Figure contents as structured data
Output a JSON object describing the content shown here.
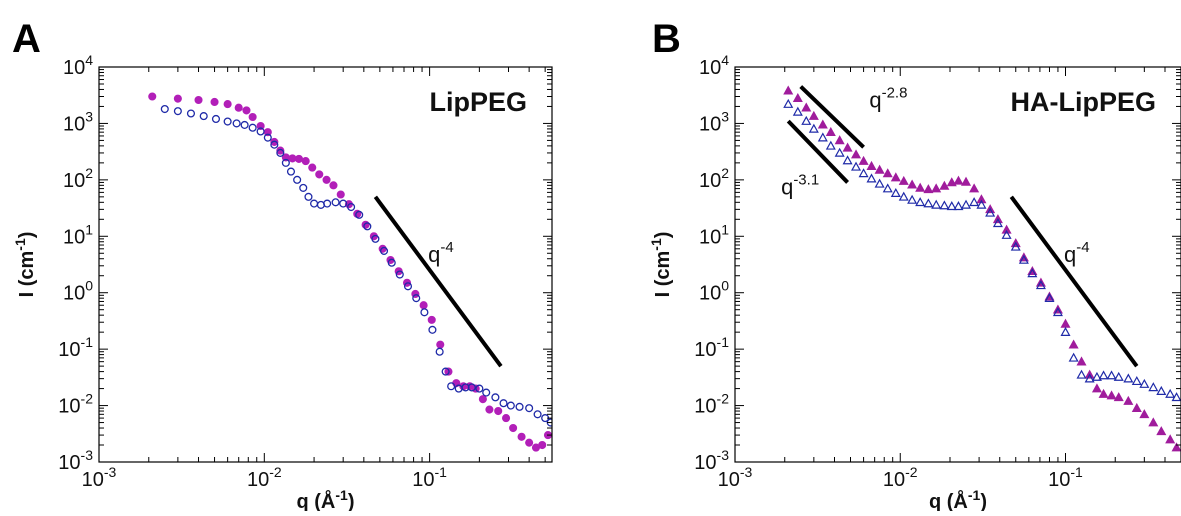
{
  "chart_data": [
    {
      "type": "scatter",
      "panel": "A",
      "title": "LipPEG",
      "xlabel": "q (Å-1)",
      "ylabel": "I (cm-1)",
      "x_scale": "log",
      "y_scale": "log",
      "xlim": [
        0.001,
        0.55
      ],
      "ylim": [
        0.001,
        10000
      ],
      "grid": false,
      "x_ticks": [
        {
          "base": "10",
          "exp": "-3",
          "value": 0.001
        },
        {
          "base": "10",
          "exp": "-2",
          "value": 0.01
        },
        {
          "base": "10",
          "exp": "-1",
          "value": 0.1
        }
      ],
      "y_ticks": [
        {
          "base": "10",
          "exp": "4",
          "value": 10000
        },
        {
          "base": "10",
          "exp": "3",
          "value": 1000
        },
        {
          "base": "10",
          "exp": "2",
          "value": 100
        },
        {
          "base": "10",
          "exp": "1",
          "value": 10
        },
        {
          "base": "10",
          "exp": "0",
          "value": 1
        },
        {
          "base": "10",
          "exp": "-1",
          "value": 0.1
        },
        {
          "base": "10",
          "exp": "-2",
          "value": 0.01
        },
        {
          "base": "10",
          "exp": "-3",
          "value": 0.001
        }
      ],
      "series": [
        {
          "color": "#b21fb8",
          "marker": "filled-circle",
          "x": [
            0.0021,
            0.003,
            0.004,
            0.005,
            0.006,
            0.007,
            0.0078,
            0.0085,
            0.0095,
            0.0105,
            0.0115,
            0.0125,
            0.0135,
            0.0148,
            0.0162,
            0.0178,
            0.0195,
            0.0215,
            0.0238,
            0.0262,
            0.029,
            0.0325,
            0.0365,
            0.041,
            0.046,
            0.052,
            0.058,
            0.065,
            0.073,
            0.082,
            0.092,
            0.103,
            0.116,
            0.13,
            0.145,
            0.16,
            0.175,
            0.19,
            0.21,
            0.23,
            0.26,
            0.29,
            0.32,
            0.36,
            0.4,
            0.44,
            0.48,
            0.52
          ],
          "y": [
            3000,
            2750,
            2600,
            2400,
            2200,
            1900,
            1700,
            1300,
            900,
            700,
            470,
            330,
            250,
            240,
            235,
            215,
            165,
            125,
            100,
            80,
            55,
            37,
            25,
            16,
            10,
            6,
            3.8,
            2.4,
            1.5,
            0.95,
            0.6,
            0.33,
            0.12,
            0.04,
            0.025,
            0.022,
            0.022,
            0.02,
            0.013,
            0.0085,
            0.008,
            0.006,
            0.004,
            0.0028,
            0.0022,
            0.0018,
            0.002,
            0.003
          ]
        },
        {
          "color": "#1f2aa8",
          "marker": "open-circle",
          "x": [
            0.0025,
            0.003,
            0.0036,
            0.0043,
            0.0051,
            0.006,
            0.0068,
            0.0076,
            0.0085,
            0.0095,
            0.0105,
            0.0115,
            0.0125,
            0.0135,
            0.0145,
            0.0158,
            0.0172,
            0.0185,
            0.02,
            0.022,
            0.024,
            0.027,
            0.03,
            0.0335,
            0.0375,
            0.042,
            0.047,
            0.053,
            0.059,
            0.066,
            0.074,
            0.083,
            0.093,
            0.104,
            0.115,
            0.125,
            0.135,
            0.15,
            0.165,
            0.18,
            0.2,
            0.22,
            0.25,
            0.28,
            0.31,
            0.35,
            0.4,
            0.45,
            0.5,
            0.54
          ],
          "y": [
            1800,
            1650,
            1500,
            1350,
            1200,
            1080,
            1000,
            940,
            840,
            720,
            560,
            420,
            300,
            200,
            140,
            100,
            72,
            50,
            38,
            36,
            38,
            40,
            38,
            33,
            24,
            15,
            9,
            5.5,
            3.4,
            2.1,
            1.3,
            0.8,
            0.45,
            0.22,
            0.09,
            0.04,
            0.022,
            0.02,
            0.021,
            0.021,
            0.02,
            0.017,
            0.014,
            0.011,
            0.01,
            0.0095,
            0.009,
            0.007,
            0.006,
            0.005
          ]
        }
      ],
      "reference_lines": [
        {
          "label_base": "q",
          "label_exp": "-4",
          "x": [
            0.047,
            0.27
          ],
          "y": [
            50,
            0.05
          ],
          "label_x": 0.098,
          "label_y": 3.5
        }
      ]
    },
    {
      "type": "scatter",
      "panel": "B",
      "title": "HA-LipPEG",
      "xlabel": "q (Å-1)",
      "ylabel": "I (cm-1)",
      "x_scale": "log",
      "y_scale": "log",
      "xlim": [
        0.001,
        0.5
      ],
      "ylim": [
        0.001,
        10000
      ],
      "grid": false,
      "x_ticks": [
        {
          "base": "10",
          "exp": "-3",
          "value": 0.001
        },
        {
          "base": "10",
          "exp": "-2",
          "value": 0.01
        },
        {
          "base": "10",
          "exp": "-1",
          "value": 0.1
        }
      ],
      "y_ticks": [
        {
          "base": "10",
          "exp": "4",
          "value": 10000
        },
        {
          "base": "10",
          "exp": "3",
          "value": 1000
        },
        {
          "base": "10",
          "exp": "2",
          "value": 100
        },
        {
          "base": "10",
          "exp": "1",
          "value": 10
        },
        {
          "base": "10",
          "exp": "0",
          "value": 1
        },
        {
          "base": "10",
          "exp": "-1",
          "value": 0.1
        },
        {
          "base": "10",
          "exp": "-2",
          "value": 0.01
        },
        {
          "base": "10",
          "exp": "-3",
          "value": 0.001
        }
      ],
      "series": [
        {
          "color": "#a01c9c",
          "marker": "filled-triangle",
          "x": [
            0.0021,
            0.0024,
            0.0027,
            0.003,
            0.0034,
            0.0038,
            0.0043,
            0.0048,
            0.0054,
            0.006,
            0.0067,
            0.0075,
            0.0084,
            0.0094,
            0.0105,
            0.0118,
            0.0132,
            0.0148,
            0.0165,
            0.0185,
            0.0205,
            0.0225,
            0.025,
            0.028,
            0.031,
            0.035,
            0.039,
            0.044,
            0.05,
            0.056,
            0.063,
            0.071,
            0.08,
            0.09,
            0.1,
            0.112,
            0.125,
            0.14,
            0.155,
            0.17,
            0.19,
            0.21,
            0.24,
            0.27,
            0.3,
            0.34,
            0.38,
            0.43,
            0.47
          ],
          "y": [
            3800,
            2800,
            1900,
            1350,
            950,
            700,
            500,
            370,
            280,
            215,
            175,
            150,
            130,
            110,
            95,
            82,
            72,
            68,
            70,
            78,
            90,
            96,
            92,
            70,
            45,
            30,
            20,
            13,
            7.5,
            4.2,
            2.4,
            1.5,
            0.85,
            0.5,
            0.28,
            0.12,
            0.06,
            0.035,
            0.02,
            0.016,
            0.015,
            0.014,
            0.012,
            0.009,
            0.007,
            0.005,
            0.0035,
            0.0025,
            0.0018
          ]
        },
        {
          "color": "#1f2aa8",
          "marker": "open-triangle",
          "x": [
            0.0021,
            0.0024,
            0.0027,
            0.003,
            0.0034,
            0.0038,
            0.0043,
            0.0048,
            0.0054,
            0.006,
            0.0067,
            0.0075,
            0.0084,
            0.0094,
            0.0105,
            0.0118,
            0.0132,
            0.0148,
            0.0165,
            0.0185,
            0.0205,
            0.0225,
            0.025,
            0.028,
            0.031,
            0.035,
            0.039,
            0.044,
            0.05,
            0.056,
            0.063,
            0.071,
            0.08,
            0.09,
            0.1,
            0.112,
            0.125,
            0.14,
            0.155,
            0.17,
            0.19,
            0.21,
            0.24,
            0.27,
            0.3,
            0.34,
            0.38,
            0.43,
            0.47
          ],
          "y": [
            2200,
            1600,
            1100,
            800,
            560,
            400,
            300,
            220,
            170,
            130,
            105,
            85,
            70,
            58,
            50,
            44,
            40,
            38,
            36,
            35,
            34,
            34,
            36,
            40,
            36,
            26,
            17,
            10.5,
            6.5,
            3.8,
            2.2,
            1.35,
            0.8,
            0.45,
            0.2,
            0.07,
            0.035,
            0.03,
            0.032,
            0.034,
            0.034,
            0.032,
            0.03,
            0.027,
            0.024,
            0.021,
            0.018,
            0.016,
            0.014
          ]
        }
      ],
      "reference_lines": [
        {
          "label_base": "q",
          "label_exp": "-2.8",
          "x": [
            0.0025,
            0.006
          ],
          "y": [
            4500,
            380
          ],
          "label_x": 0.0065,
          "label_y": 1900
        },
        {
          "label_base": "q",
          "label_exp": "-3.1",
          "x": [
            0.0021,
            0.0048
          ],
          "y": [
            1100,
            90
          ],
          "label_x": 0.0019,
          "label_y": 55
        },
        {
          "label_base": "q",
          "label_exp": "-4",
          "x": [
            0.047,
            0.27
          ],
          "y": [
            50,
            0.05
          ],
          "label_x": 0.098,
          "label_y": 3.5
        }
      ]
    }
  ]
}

== Directions for this task ==
Copy, from the material above, each line in which the string "color" occurs.

== Task result ==
          "color": "#b21fb8",
          "color": "#1f2aa8",
          "color": "#a01c9c",
          "color": "#1f2aa8",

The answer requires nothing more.